> [PROBLEM REQUIREMENTS] Copy each line that contains the word "Mölndal".

> [INPUT FOR THIS TASK]
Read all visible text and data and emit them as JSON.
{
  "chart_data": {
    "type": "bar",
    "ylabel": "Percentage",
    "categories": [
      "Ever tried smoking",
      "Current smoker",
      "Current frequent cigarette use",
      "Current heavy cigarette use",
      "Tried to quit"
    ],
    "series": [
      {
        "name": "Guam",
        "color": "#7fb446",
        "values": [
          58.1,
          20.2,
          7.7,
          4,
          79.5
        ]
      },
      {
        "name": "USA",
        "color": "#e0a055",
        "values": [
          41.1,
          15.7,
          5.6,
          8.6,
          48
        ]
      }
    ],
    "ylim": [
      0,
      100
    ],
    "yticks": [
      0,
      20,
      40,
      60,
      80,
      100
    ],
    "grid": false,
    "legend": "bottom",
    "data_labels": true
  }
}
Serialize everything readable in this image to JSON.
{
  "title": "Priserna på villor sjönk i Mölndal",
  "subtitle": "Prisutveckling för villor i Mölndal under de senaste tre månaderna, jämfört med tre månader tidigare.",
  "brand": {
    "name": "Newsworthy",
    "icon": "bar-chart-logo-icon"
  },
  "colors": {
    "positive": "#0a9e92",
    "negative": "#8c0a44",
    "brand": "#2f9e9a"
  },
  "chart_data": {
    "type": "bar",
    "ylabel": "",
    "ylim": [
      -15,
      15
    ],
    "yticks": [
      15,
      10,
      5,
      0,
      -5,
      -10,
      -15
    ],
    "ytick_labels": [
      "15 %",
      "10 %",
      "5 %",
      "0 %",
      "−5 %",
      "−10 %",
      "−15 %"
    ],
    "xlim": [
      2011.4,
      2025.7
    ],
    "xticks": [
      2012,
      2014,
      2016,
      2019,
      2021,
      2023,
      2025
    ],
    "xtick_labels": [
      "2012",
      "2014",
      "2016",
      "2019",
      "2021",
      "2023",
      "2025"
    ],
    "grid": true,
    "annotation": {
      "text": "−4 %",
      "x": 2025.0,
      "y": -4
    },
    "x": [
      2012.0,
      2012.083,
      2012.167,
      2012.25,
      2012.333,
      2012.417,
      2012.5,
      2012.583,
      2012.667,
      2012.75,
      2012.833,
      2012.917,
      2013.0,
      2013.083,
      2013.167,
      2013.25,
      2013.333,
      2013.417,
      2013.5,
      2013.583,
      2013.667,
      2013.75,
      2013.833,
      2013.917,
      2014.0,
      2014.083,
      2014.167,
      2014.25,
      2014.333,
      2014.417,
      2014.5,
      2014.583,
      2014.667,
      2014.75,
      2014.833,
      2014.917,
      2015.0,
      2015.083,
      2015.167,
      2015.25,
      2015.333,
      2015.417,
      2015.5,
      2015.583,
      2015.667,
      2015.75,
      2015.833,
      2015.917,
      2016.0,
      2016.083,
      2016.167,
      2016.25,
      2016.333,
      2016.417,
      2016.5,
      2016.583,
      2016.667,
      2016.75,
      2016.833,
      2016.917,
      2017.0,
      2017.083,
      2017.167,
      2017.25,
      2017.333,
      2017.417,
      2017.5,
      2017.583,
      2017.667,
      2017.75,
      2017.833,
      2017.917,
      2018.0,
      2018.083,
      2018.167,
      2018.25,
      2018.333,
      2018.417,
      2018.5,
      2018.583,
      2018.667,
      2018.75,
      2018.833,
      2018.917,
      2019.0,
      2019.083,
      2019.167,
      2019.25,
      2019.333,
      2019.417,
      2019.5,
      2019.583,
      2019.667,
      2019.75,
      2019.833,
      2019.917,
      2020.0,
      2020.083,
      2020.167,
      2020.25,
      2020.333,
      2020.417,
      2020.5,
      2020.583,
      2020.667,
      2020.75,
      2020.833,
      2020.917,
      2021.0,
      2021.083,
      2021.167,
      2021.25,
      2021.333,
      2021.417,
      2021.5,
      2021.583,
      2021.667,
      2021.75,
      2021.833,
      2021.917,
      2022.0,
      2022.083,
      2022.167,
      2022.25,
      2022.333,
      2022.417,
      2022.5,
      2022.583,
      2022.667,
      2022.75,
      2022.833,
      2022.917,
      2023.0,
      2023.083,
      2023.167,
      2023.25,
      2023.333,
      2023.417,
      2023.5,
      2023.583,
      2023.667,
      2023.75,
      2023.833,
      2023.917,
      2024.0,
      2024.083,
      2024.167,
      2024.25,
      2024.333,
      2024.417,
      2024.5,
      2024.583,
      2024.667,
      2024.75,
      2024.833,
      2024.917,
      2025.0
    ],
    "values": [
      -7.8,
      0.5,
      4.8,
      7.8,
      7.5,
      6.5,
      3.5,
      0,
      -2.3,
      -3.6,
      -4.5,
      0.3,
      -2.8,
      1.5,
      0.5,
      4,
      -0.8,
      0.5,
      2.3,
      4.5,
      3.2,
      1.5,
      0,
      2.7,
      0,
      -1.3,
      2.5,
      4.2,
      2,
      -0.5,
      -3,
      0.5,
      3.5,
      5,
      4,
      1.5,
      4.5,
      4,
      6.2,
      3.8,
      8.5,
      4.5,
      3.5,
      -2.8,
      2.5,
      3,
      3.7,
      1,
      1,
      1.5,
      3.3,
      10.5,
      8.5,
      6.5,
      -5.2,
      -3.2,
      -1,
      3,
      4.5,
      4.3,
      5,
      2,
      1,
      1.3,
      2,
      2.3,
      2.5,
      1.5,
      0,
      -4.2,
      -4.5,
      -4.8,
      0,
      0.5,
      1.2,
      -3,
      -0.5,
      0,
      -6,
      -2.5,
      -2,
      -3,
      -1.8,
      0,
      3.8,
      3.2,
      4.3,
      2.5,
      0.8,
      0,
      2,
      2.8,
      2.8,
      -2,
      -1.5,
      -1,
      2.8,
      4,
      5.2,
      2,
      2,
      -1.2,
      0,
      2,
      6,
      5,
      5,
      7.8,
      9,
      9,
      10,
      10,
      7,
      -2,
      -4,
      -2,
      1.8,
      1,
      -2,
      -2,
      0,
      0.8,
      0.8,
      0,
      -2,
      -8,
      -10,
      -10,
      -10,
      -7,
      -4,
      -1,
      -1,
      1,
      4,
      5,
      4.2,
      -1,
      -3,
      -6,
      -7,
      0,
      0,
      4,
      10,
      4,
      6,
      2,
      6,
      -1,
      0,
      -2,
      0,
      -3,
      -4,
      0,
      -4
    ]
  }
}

> [CORRECT RESULT]
  "title": "Priserna på villor sjönk i Mölndal",
  "subtitle": "Prisutveckling för villor i Mölndal under de senaste tre månaderna, jämfört med tre månader tidigare.",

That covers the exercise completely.